⟨
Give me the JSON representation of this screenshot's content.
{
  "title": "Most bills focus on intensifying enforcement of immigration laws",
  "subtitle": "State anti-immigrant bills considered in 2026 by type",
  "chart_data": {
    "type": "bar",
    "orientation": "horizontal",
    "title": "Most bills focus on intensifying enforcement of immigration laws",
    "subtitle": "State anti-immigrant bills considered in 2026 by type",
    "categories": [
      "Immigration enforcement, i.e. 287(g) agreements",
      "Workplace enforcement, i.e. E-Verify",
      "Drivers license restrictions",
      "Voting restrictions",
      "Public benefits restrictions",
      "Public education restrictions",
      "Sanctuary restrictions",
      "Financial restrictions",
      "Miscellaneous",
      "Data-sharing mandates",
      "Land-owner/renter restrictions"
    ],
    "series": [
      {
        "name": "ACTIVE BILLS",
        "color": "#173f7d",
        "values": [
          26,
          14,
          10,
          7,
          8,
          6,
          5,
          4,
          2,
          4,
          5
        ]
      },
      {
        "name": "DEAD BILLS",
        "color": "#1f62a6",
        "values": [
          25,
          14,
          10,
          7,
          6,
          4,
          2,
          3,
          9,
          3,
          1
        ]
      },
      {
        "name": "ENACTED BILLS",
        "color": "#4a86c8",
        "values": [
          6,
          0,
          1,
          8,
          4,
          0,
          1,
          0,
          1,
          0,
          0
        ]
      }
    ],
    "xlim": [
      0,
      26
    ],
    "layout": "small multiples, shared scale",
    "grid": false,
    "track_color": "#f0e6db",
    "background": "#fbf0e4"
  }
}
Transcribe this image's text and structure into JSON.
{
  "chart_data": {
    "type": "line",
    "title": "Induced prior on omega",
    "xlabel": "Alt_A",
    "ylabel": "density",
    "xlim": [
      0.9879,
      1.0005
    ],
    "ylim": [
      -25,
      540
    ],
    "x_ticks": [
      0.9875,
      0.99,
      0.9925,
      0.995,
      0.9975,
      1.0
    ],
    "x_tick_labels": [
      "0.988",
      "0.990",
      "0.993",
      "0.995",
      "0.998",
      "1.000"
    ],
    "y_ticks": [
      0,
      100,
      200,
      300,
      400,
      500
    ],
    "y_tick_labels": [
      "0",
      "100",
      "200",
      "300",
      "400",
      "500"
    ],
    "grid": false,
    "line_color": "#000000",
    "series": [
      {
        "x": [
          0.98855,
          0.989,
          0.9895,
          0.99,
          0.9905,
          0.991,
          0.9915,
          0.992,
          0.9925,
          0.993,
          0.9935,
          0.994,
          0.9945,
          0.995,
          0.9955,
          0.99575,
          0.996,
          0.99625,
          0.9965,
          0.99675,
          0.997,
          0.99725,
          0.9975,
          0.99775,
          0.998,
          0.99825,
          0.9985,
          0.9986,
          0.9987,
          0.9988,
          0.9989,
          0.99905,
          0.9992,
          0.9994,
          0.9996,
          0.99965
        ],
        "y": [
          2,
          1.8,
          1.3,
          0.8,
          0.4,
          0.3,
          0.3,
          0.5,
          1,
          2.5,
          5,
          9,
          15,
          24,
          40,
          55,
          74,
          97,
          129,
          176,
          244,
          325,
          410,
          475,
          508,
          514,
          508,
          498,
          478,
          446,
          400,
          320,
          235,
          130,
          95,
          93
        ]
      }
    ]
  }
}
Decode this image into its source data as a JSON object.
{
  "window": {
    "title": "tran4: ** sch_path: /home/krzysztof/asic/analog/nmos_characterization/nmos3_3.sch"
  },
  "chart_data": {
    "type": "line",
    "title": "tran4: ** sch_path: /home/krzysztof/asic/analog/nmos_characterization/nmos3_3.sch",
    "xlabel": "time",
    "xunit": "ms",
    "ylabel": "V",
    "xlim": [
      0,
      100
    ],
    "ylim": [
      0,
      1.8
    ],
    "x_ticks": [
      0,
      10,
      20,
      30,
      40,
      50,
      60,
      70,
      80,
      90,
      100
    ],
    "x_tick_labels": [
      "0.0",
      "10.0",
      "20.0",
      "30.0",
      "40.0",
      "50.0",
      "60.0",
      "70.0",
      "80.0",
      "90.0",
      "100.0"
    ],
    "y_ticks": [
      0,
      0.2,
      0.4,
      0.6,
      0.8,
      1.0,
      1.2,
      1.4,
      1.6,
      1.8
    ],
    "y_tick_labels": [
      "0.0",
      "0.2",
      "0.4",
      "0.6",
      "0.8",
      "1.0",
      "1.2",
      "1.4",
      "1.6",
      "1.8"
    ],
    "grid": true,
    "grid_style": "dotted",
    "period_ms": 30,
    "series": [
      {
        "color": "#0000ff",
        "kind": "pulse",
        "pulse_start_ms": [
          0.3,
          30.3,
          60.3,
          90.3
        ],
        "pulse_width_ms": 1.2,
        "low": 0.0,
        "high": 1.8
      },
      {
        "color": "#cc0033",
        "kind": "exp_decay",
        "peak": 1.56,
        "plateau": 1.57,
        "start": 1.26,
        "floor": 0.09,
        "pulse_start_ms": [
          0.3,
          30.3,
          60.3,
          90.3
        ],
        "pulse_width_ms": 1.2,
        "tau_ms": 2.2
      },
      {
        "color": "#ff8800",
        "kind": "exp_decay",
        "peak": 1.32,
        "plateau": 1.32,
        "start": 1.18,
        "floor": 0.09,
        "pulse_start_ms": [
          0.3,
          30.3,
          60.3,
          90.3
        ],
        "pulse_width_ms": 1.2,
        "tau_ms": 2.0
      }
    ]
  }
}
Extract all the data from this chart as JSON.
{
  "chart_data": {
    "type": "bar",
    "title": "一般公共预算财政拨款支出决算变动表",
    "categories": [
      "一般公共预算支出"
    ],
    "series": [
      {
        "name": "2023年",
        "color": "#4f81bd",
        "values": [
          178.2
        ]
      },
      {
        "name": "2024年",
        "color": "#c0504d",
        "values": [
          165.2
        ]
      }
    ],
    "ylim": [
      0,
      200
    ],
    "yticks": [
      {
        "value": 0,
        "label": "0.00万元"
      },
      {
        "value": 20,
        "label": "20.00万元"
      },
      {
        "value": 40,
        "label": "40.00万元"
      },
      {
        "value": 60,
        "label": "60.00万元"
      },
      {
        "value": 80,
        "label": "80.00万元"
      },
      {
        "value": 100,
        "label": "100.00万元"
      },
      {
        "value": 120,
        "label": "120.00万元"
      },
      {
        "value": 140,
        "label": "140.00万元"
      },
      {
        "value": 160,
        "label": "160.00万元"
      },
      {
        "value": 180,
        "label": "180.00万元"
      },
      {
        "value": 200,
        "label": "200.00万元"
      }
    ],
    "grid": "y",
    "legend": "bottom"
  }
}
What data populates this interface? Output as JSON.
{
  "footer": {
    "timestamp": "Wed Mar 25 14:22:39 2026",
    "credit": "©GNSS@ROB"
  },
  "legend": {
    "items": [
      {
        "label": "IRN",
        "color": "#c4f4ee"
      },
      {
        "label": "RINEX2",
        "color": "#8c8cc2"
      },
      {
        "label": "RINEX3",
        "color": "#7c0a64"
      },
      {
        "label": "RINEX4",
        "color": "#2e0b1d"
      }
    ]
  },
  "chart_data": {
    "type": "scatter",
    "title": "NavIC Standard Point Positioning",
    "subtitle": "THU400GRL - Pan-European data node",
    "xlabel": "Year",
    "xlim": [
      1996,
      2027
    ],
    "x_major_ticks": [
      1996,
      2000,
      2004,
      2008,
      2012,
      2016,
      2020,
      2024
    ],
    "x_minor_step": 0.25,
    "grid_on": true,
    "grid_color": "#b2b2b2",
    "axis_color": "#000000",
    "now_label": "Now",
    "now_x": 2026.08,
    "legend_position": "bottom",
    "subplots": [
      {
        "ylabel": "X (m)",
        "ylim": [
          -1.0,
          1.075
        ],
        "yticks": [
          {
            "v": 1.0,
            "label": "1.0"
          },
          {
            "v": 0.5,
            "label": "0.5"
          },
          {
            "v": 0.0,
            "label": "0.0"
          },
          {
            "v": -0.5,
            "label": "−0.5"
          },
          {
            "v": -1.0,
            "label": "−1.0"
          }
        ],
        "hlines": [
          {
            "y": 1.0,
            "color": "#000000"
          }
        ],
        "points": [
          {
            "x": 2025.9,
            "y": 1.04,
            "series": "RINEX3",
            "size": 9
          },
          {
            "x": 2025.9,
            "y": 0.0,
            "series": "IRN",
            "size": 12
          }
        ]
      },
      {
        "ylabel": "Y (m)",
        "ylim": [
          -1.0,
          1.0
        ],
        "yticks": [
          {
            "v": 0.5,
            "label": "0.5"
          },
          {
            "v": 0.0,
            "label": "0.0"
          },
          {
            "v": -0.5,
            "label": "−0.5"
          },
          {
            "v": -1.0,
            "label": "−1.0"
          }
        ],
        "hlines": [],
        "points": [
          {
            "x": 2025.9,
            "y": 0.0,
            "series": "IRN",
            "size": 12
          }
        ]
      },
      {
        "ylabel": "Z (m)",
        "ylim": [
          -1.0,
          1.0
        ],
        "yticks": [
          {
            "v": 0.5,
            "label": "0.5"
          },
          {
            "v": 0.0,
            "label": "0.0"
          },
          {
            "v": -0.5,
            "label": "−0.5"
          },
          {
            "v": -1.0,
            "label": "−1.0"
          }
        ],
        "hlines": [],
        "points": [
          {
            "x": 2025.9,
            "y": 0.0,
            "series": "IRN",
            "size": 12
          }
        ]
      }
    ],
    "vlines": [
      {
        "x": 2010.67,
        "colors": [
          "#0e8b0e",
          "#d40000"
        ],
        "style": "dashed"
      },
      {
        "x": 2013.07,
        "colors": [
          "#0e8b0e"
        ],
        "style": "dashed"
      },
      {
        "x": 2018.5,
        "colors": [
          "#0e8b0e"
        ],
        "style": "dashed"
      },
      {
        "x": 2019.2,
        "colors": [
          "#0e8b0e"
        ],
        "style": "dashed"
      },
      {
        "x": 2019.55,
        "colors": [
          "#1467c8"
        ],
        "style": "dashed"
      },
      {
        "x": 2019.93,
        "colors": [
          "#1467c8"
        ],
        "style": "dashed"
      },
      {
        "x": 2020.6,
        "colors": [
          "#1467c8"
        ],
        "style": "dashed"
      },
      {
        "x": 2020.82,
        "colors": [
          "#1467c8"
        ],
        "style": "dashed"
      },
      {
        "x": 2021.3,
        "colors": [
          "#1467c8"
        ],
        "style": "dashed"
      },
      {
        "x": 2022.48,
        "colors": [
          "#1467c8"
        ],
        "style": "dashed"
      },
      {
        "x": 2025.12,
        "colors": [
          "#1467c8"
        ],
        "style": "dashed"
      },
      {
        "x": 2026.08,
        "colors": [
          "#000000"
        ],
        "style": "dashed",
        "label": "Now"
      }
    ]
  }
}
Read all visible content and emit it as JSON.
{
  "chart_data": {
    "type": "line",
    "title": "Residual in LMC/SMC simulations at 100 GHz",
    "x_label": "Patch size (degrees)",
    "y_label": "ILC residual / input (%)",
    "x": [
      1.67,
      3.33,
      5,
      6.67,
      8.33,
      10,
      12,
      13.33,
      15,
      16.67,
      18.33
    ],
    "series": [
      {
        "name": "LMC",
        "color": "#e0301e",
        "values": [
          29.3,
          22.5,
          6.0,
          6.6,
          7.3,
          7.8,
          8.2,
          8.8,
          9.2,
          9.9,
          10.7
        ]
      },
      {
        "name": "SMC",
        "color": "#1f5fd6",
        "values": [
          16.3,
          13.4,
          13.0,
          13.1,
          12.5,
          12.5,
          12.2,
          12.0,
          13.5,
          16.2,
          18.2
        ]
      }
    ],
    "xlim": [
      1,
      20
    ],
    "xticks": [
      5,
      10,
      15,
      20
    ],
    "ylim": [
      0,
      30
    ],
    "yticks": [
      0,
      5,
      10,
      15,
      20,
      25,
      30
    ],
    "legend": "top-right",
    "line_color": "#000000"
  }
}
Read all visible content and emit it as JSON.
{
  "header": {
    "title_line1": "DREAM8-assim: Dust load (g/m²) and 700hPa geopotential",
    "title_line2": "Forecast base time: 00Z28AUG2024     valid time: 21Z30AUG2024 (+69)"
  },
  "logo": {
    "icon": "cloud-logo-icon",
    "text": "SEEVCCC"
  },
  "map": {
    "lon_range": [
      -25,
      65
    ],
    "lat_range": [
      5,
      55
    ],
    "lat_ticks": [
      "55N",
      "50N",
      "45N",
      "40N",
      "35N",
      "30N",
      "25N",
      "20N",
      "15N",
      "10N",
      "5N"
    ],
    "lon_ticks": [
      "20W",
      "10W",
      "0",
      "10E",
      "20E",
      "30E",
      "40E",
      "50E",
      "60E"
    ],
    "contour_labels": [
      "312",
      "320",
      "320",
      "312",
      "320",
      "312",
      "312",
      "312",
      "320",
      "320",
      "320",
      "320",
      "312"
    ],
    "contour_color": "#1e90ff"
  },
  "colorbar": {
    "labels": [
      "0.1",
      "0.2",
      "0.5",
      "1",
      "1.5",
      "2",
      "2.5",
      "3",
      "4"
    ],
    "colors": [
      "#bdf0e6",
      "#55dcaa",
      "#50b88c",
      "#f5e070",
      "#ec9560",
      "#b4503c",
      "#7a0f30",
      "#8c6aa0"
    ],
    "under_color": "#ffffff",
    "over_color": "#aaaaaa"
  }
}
⟩
◆ **EXERCISE**:
Search the data above for the string "focus" and return every line that has it.

◆ **PROBLEM SOLUTION**:
  "title": "Most bills focus on intensifying enforcement of immigration laws",
    "title": "Most bills focus on intensifying enforcement of immigration laws",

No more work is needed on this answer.